Skip all pictures, then print the remaining material exactly.

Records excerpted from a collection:
* begin *
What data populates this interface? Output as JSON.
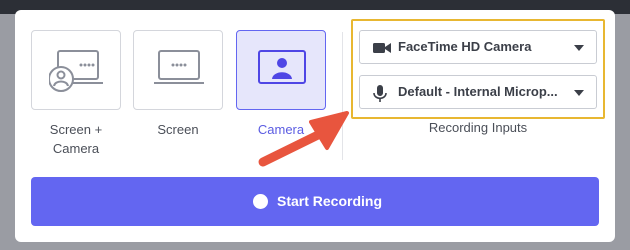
{
  "modes": [
    {
      "label": "Screen +\nCamera",
      "icon": "screen-camera-icon",
      "selected": false
    },
    {
      "label": "Screen",
      "icon": "screen-icon",
      "selected": false
    },
    {
      "label": "Camera",
      "icon": "camera-icon",
      "selected": true
    }
  ],
  "inputs": {
    "camera_value": "FaceTime HD Camera",
    "microphone_value": "Default - Internal Microp...",
    "section_label": "Recording Inputs"
  },
  "record_button": {
    "label": "Start Recording"
  },
  "colors": {
    "accent": "#6366f1",
    "selected_bg": "#e6e6fb",
    "highlight_border": "#e8b731",
    "arrow": "#e8553e"
  }
}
* end *
● **Exercise response**:
What data populates this interface? Output as JSON.
{
  "modes": [
    {
      "label": "Screen +\nCamera",
      "icon": "screen-camera-icon",
      "selected": false
    },
    {
      "label": "Screen",
      "icon": "screen-icon",
      "selected": false
    },
    {
      "label": "Camera",
      "icon": "camera-icon",
      "selected": true
    }
  ],
  "inputs": {
    "camera_value": "FaceTime HD Camera",
    "microphone_value": "Default - Internal Microp...",
    "section_label": "Recording Inputs"
  },
  "record_button": {
    "label": "Start Recording"
  },
  "colors": {
    "accent": "#6366f1",
    "selected_bg": "#e6e6fb",
    "highlight_border": "#e8b731",
    "arrow": "#e8553e"
  }
}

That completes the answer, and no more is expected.